*SUPPLIED RECORDS*
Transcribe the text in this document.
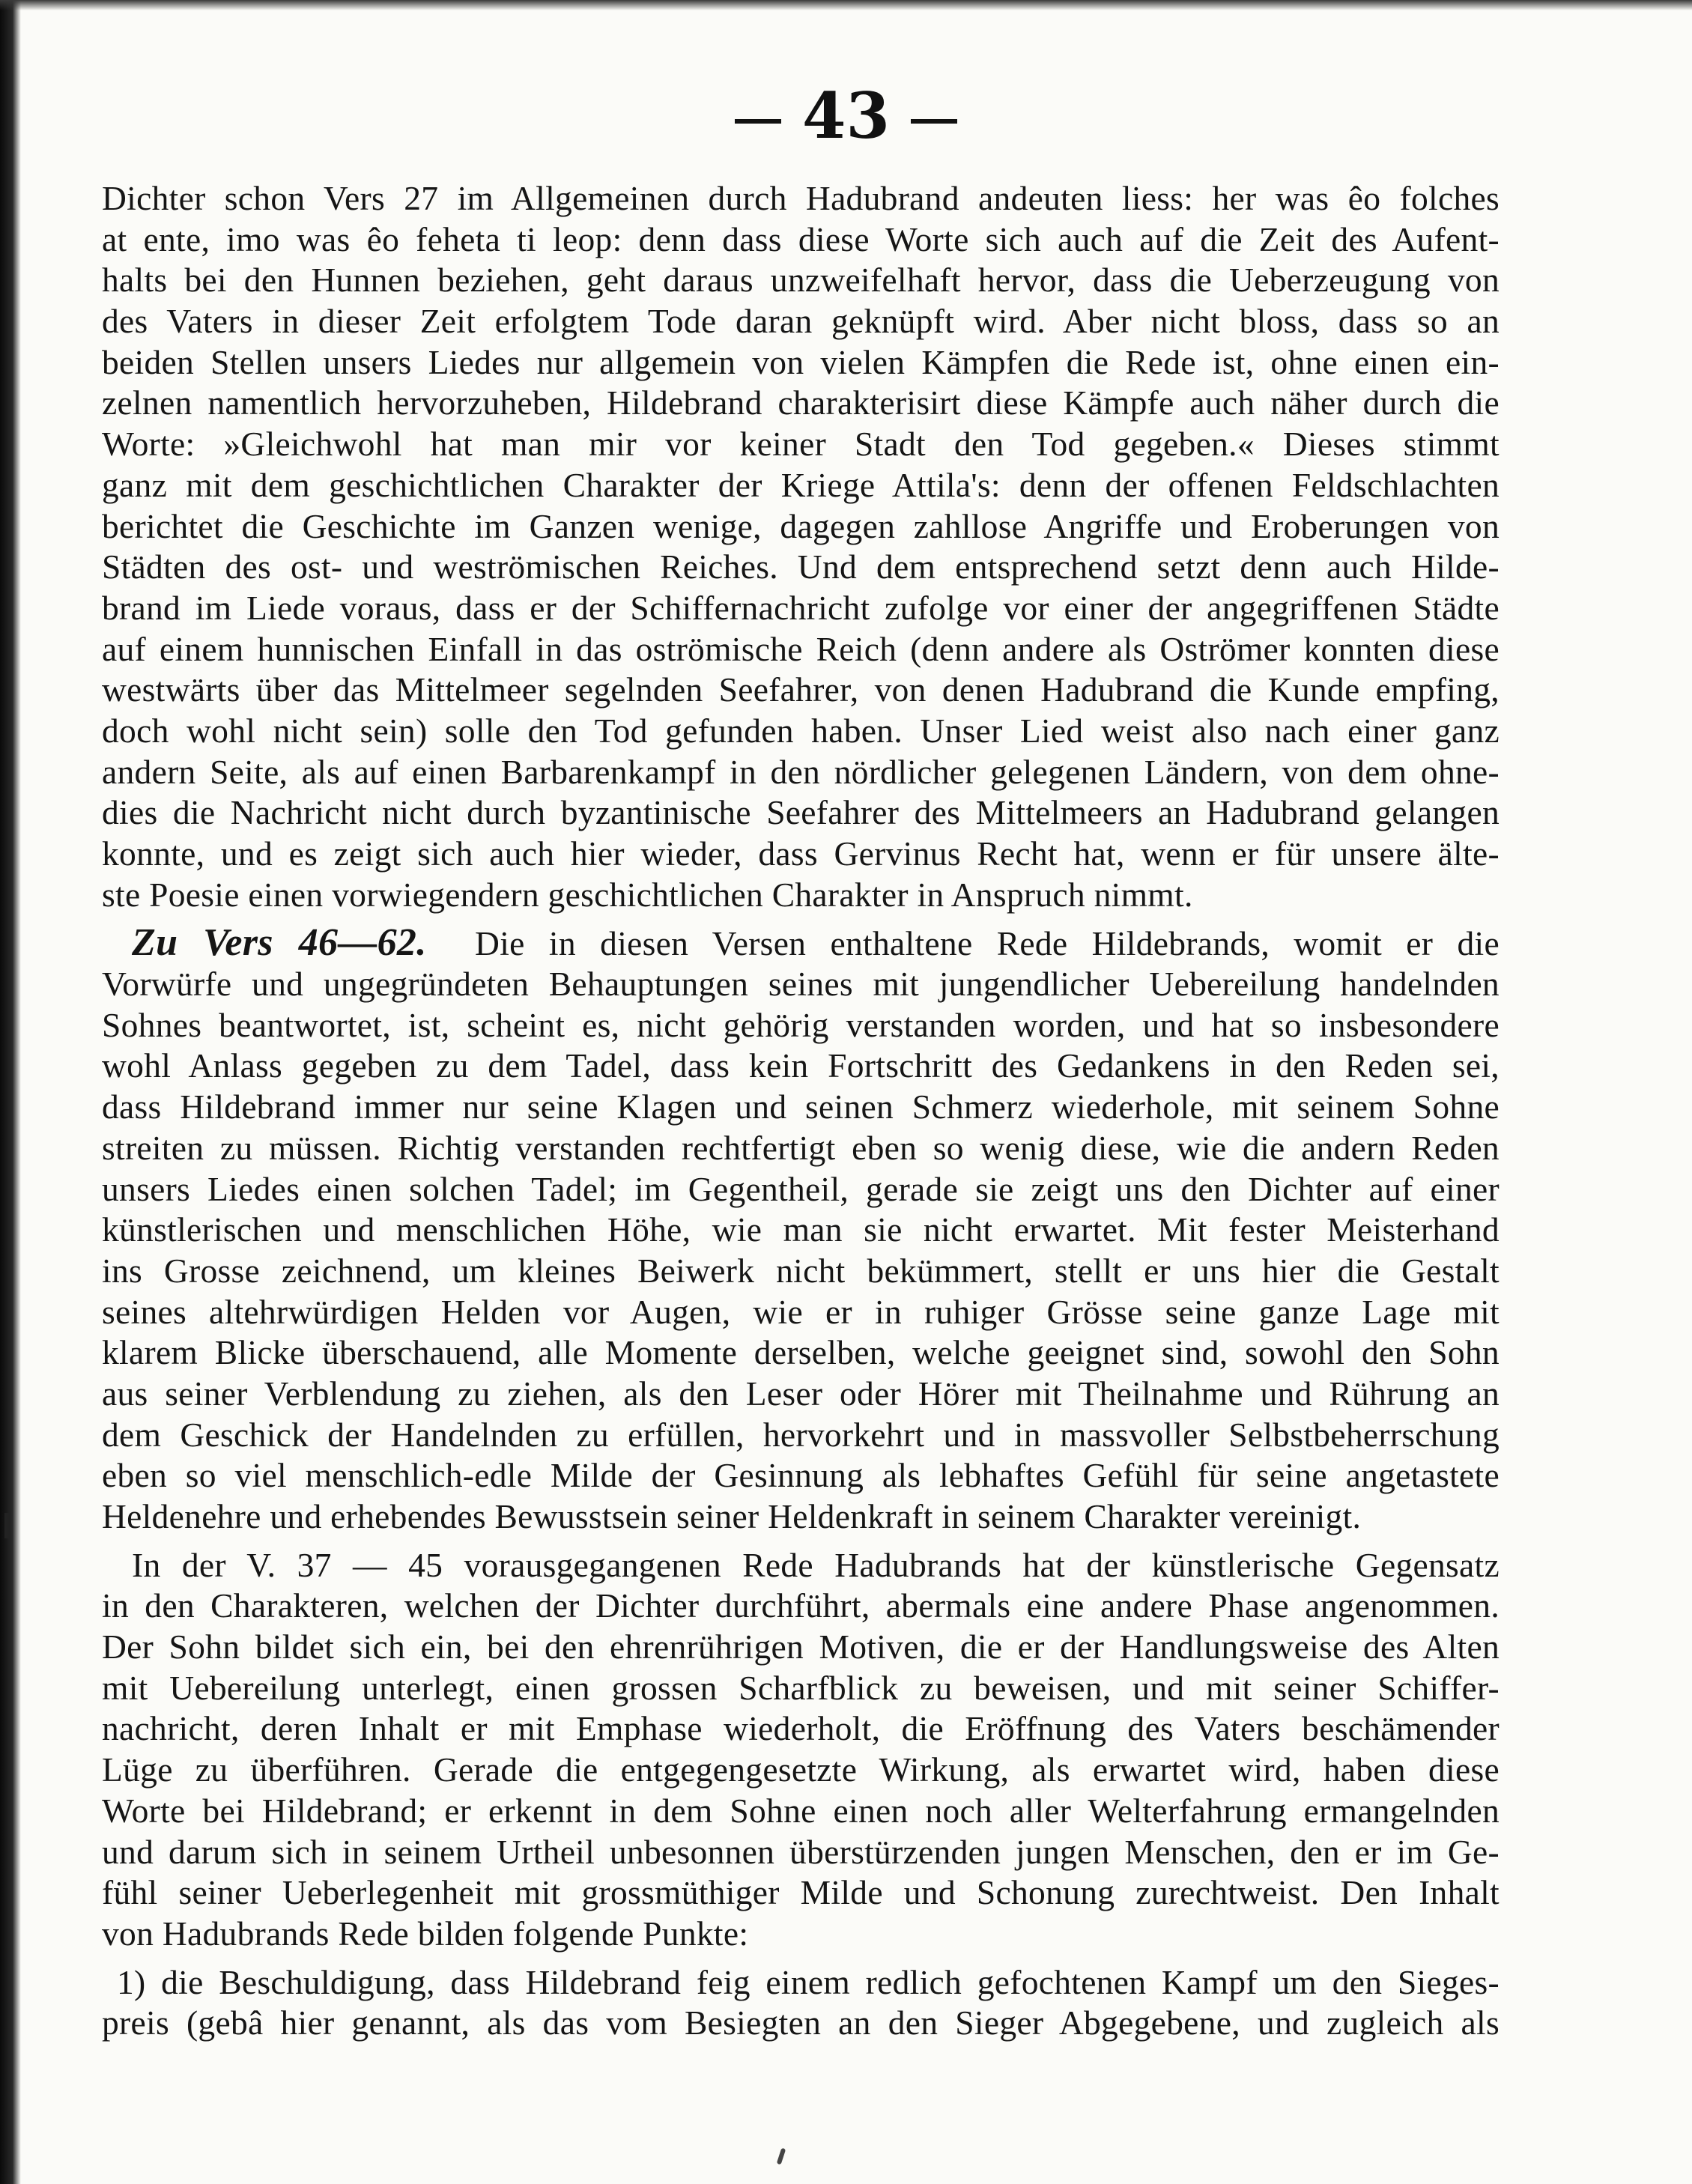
43
Dichter schon Vers 27 im Allgemeinen durch Hadubrand andeuten liess: her was êo folches
at ente, imo was êo feheta ti leop: denn dass diese Worte sich auch auf die Zeit des Aufent-
halts bei den Hunnen beziehen, geht daraus unzweifelhaft hervor, dass die Ueberzeugung von
des Vaters in dieser Zeit erfolgtem Tode daran geknüpft wird. Aber nicht bloss, dass so an
beiden Stellen unsers Liedes nur allgemein von vielen Kämpfen die Rede ist, ohne einen ein-
zelnen namentlich hervorzuheben, Hildebrand charakterisirt diese Kämpfe auch näher durch die
Worte: »Gleichwohl hat man mir vor keiner Stadt den Tod gegeben.« Dieses stimmt
ganz mit dem geschichtlichen Charakter der Kriege Attila's: denn der offenen Feldschlachten
berichtet die Geschichte im Ganzen wenige, dagegen zahllose Angriffe und Eroberungen von
Städten des ost- und weströmischen Reiches. Und dem entsprechend setzt denn auch Hilde-
brand im Liede voraus, dass er der Schiffernachricht zufolge vor einer der angegriffenen Städte
auf einem hunnischen Einfall in das oströmische Reich (denn andere als Oströmer konnten diese
westwärts über das Mittelmeer segelnden Seefahrer, von denen Hadubrand die Kunde empfing,
doch wohl nicht sein) solle den Tod gefunden haben. Unser Lied weist also nach einer ganz
andern Seite, als auf einen Barbarenkampf in den nördlicher gelegenen Ländern, von dem ohne-
dies die Nachricht nicht durch byzantinische Seefahrer des Mittelmeers an Hadubrand gelangen
konnte, und es zeigt sich auch hier wieder, dass Gervinus Recht hat, wenn er für unsere älte-
ste Poesie einen vorwiegendern geschichtlichen Charakter in Anspruch nimmt.
Zu Vers 46—62. Die in diesen Versen enthaltene Rede Hildebrands, womit er die
Vorwürfe und ungegründeten Behauptungen seines mit jungendlicher Uebereilung handelnden
Sohnes beantwortet, ist, scheint es, nicht gehörig verstanden worden, und hat so insbesondere
wohl Anlass gegeben zu dem Tadel, dass kein Fortschritt des Gedankens in den Reden sei,
dass Hildebrand immer nur seine Klagen und seinen Schmerz wiederhole, mit seinem Sohne
streiten zu müssen. Richtig verstanden rechtfertigt eben so wenig diese, wie die andern Reden
unsers Liedes einen solchen Tadel; im Gegentheil, gerade sie zeigt uns den Dichter auf einer
künstlerischen und menschlichen Höhe, wie man sie nicht erwartet. Mit fester Meisterhand
ins Grosse zeichnend, um kleines Beiwerk nicht bekümmert, stellt er uns hier die Gestalt
seines altehrwürdigen Helden vor Augen, wie er in ruhiger Grösse seine ganze Lage mit
klarem Blicke überschauend, alle Momente derselben, welche geeignet sind, sowohl den Sohn
aus seiner Verblendung zu ziehen, als den Leser oder Hörer mit Theilnahme und Rührung an
dem Geschick der Handelnden zu erfüllen, hervorkehrt und in massvoller Selbstbeherrschung
eben so viel menschlich-edle Milde der Gesinnung als lebhaftes Gefühl für seine angetastete
Heldenehre und erhebendes Bewusstsein seiner Heldenkraft in seinem Charakter vereinigt.
In der V. 37 — 45 vorausgegangenen Rede Hadubrands hat der künstlerische Gegensatz
in den Charakteren, welchen der Dichter durchführt, abermals eine andere Phase angenommen.
Der Sohn bildet sich ein, bei den ehrenrührigen Motiven, die er der Handlungsweise des Alten
mit Uebereilung unterlegt, einen grossen Scharfblick zu beweisen, und mit seiner Schiffer-
nachricht, deren Inhalt er mit Emphase wiederholt, die Eröffnung des Vaters beschämender
Lüge zu überführen. Gerade die entgegengesetzte Wirkung, als erwartet wird, haben diese
Worte bei Hildebrand; er erkennt in dem Sohne einen noch aller Welterfahrung ermangelnden
und darum sich in seinem Urtheil unbesonnen überstürzenden jungen Menschen, den er im Ge-
fühl seiner Ueberlegenheit mit grossmüthiger Milde und Schonung zurechtweist. Den Inhalt
von Hadubrands Rede bilden folgende Punkte:
1) die Beschuldigung, dass Hildebrand feig einem redlich gefochtenen Kampf um den Sieges-
preis (gebâ hier genannt, als das vom Besiegten an den Sieger Abgegebene, und zugleich als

*WHAT THE TASK REQUIRES*
Go through the listing above. Show each line where the word "zeigt" is found.

*PROBLEM SOLUTION*
konnte, und es zeigt sich auch hier wieder, dass Gervinus Recht hat, wenn er für unsere älte-
unsers Liedes einen solchen Tadel; im Gegentheil, gerade sie zeigt uns den Dichter auf einer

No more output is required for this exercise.